*EXERCISE TASK*. Can the data below be echoed back word for word?

*EXERCISE MATERIAL*.
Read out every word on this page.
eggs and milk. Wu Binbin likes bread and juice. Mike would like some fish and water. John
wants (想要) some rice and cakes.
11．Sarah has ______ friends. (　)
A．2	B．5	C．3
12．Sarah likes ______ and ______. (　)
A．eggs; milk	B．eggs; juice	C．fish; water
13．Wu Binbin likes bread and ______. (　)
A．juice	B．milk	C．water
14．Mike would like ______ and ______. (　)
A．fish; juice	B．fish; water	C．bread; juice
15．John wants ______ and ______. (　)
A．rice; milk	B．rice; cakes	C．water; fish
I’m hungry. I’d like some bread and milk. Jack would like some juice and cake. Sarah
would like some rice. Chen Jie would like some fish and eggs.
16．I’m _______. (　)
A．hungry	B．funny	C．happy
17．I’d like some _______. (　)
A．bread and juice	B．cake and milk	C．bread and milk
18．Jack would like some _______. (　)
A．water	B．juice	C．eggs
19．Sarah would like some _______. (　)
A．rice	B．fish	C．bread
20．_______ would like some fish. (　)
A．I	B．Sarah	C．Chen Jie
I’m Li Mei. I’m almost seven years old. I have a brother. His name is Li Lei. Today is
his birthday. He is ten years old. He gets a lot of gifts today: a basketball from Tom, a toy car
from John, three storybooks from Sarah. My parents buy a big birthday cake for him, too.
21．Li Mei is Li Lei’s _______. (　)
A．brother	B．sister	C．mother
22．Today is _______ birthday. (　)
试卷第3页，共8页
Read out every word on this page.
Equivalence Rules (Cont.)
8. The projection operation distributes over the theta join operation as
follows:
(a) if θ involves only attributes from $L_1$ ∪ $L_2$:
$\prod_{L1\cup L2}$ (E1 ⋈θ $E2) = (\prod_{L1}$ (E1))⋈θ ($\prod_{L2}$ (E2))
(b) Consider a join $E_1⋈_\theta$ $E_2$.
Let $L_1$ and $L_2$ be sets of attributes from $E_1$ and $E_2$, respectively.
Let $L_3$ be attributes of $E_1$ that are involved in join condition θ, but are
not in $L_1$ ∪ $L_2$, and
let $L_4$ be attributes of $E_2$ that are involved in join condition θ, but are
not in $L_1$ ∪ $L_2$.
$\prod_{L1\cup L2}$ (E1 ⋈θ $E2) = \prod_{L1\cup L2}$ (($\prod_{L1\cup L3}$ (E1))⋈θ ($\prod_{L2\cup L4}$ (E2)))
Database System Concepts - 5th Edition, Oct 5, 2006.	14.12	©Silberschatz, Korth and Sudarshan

*WORKED SOLUTION*.
Read out every word on this page.
eggs and milk. Wu Binbin likes bread and juice. Mike would like some fish and water. John
wants (想要) some rice and cakes.
11．Sarah has ______ friends. (　)
A．2	B．5	C．3
12．Sarah likes ______ and ______. (　)
A．eggs; milk	B．eggs; juice	C．fish; water
13．Wu Binbin likes bread and ______. (　)
A．juice	B．milk	C．water
14．Mike would like ______ and ______. (　)
A．fish; juice	B．fish; water	C．bread; juice
15．John wants ______ and ______. (　)
A．rice; milk	B．rice; cakes	C．water; fish
I’m hungry. I’d like some bread and milk. Jack would like some juice and cake. Sarah
would like some rice. Chen Jie would like some fish and eggs.
16．I’m _______. (　)
A．hungry	B．funny	C．happy
17．I’d like some _______. (　)
A．bread and juice	B．cake and milk	C．bread and milk
18．Jack would like some _______. (　)
A．water	B．juice	C．eggs
19．Sarah would like some _______. (　)
A．rice	B．fish	C．bread
20．_______ would like some fish. (　)
A．I	B．Sarah	C．Chen Jie
I’m Li Mei. I’m almost seven years old. I have a brother. His name is Li Lei. Today is
his birthday. He is ten years old. He gets a lot of gifts today: a basketball from Tom, a toy car
from John, three storybooks from Sarah. My parents buy a big birthday cake for him, too.
21．Li Mei is Li Lei’s _______. (　)
A．brother	B．sister	C．mother
22．Today is _______ birthday. (　)
试卷第3页，共8页
Read out every word on this page.
Equivalence Rules (Cont.)
8. The projection operation distributes over the theta join operation as
follows:
(a) if θ involves only attributes from $L_1$ ∪ $L_2$:
$\prod_{L1\cup L2}$ (E1 ⋈θ $E2) = (\prod_{L1}$ (E1))⋈θ ($\prod_{L2}$ (E2))
(b) Consider a join $E_1⋈_\theta$ $E_2$.
Let $L_1$ and $L_2$ be sets of attributes from $E_1$ and $E_2$, respectively.
Let $L_3$ be attributes of $E_1$ that are involved in join condition θ, but are
not in $L_1$ ∪ $L_2$, and
let $L_4$ be attributes of $E_2$ that are involved in join condition θ, but are
not in $L_1$ ∪ $L_2$.
$\prod_{L1\cup L2}$ (E1 ⋈θ $E2) = \prod_{L1\cup L2}$ (($\prod_{L1\cup L3}$ (E1))⋈θ ($\prod_{L2\cup L4}$ (E2)))
Database System Concepts - 5th Edition, Oct 5, 2006.	14.12	©Silberschatz, Korth and Sudarshan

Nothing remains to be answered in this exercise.